=== Brief ===
Print all the data, keeping every line exactly as it is.

=== Input records ===
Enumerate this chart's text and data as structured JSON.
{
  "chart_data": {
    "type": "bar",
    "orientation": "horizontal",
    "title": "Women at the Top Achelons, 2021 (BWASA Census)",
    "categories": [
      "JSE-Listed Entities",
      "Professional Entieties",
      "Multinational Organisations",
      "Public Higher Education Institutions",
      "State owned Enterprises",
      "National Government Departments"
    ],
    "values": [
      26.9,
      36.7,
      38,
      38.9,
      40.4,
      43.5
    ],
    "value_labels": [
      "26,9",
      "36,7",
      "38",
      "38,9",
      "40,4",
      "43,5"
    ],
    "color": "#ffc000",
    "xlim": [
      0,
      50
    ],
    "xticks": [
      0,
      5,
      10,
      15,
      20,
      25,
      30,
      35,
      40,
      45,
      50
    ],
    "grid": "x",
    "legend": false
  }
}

=== Answer to the exercise ===
Enumerate this chart's text and data as structured JSON.
{
  "chart_data": {
    "type": "bar",
    "orientation": "horizontal",
    "title": "Women at the Top Achelons, 2021 (BWASA Census)",
    "categories": [
      "JSE-Listed Entities",
      "Professional Entieties",
      "Multinational Organisations",
      "Public Higher Education Institutions",
      "State owned Enterprises",
      "National Government Departments"
    ],
    "values": [
      26.9,
      36.7,
      38,
      38.9,
      40.4,
      43.5
    ],
    "value_labels": [
      "26,9",
      "36,7",
      "38",
      "38,9",
      "40,4",
      "43,5"
    ],
    "color": "#ffc000",
    "xlim": [
      0,
      50
    ],
    "xticks": [
      0,
      5,
      10,
      15,
      20,
      25,
      30,
      35,
      40,
      45,
      50
    ],
    "grid": "x",
    "legend": false
  }
}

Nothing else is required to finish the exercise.